(Entries provided)

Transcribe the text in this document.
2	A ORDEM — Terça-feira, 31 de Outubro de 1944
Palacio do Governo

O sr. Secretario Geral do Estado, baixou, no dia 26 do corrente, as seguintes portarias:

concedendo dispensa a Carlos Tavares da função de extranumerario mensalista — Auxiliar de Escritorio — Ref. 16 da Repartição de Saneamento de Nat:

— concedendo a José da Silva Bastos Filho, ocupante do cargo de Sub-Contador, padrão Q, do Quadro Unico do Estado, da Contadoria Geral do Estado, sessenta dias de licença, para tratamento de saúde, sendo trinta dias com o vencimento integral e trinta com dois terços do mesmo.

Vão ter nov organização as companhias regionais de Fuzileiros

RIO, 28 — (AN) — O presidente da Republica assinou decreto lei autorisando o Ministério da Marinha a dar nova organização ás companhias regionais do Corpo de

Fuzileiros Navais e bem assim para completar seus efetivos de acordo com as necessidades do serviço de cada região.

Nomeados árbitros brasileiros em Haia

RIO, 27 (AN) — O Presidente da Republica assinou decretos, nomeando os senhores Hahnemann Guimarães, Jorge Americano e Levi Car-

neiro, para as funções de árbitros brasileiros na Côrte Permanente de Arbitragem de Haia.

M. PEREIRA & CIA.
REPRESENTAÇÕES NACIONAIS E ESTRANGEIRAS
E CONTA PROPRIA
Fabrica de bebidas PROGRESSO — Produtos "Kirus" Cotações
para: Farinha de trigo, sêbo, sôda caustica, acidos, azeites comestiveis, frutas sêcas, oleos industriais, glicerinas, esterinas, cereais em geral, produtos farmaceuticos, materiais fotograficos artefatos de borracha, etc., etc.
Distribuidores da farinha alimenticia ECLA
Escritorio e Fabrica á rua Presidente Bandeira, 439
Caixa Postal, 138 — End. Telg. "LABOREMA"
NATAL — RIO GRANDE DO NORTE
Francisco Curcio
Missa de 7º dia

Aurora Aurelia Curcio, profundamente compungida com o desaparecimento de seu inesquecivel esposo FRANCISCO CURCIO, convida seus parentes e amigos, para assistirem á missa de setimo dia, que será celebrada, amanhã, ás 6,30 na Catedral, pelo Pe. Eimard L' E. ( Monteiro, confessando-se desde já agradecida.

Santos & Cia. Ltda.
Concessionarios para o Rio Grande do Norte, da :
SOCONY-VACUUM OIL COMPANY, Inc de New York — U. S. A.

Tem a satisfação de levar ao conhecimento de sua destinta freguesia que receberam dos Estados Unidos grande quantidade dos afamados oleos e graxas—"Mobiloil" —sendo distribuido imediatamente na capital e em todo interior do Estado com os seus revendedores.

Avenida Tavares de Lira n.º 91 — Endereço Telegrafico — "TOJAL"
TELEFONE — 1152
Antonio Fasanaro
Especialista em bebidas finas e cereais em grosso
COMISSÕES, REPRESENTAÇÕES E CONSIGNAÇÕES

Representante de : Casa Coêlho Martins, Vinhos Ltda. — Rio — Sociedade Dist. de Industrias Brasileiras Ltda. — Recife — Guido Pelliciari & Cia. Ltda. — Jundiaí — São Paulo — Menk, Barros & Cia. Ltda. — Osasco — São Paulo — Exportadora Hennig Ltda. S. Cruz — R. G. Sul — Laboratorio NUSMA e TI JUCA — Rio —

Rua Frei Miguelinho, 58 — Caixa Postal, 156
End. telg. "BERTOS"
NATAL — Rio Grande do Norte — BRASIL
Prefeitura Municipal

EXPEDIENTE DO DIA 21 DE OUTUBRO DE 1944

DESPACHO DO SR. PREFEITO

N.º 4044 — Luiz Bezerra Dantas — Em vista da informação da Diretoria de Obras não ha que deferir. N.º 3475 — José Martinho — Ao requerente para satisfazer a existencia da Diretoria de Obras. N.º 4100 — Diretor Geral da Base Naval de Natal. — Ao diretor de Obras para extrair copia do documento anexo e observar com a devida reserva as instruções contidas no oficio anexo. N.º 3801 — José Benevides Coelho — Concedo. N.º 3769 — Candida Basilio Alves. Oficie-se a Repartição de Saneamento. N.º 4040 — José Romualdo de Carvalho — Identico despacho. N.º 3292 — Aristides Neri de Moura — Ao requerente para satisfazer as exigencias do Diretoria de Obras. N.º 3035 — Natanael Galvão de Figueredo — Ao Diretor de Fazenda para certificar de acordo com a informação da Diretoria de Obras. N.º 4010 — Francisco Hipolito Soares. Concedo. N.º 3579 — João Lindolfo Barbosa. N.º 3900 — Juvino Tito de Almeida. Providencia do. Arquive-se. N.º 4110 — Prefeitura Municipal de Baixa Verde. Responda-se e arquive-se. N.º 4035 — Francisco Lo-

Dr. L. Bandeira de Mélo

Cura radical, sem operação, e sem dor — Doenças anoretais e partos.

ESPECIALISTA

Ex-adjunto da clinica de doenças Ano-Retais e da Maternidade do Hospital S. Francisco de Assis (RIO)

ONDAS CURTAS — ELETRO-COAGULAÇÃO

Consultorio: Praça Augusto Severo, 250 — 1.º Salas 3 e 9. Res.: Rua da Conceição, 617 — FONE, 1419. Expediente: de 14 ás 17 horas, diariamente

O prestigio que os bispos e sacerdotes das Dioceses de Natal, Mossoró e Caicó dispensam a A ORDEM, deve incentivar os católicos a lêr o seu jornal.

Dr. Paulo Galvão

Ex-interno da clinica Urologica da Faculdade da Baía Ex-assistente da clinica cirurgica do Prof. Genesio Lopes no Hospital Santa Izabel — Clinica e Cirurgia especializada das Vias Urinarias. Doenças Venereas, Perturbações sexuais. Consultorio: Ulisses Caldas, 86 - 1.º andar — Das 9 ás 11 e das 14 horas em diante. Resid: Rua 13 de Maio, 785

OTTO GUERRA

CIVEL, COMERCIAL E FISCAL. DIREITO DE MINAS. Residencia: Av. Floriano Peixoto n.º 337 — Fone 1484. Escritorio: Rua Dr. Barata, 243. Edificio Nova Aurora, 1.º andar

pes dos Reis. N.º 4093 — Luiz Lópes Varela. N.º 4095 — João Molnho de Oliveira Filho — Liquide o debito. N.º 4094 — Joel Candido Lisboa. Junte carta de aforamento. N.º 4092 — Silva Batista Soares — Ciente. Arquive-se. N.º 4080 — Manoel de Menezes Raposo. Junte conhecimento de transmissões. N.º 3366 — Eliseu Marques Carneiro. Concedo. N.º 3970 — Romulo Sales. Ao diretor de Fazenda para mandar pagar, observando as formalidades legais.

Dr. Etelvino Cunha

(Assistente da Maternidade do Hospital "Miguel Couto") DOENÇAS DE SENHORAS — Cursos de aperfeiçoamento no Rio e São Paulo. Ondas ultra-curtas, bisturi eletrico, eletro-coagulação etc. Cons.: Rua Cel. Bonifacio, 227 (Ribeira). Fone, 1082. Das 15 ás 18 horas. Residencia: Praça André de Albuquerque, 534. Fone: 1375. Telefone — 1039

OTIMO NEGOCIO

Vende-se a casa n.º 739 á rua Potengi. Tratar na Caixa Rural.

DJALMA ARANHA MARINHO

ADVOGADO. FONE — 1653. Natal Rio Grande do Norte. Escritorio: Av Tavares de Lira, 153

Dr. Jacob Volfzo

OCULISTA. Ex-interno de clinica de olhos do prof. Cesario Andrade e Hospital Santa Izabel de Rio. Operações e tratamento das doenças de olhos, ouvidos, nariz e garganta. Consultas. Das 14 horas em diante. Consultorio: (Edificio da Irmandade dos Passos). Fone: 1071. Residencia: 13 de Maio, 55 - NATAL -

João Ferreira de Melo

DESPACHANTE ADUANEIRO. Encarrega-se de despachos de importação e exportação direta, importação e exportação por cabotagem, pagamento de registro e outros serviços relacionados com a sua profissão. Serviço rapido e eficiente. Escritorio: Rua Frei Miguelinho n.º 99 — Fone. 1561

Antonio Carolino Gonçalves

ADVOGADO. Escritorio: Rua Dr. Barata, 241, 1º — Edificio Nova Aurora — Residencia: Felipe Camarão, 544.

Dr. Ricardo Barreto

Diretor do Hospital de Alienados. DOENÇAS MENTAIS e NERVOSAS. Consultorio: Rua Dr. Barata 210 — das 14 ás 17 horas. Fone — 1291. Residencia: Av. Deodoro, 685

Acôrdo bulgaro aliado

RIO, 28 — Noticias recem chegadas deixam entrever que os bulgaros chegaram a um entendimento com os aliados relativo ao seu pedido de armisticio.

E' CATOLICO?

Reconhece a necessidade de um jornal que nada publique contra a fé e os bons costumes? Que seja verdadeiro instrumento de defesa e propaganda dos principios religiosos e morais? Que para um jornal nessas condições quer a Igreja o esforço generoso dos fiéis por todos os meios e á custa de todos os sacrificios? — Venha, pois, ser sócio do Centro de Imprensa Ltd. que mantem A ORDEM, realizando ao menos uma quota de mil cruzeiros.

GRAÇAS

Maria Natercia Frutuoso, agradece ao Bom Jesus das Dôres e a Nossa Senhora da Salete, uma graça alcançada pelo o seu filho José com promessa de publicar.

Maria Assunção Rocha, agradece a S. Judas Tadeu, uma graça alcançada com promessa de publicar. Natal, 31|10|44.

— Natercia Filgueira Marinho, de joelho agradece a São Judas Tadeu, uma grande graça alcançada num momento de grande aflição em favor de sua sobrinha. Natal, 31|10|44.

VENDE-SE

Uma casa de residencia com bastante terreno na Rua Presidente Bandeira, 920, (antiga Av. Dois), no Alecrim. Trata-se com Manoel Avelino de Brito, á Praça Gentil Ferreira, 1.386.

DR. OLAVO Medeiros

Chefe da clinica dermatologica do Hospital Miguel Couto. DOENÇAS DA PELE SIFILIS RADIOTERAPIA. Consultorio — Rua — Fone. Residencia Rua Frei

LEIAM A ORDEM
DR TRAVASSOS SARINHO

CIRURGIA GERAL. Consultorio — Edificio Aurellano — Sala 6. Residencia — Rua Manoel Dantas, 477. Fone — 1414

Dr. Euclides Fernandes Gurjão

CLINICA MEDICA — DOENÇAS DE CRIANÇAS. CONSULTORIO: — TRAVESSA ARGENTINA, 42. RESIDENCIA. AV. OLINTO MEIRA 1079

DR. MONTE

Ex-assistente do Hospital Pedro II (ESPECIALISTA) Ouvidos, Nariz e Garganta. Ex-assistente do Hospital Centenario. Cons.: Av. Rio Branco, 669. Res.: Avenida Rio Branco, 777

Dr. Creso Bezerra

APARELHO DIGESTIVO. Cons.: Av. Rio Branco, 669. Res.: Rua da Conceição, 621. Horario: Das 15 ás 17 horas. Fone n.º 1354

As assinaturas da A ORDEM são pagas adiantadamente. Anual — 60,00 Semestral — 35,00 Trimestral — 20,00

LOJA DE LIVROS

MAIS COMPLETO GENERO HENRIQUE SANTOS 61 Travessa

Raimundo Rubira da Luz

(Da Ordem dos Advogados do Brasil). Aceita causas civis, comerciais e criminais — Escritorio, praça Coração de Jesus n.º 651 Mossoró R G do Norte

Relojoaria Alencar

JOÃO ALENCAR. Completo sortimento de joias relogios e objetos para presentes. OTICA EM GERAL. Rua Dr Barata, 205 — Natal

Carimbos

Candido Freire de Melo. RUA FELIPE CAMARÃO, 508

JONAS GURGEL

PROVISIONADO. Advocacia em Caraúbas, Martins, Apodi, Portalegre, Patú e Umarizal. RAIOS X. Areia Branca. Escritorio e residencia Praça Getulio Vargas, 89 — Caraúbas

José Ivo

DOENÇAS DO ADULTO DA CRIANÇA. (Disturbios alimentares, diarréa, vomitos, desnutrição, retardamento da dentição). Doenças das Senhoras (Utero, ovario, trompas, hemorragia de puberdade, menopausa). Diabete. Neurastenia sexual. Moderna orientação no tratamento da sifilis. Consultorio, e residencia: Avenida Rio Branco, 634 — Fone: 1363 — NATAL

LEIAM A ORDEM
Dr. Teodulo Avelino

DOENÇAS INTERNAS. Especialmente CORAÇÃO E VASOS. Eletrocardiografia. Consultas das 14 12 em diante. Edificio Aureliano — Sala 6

(End Entries provided)

## Work to be completed
For every line above with the word "publicar" in it, make a copy.

## Your solution
Maria Natercia Frutuoso, agradece ao Bom Jesus das Dôres e a Nossa Senhora da Salete, uma graça alcançada pelo o seu filho José com promessa de publicar.
Maria Assunção Rocha, agradece a S. Judas Tadeu, uma graça alcançada com promessa de publicar. Natal, 31|10|44.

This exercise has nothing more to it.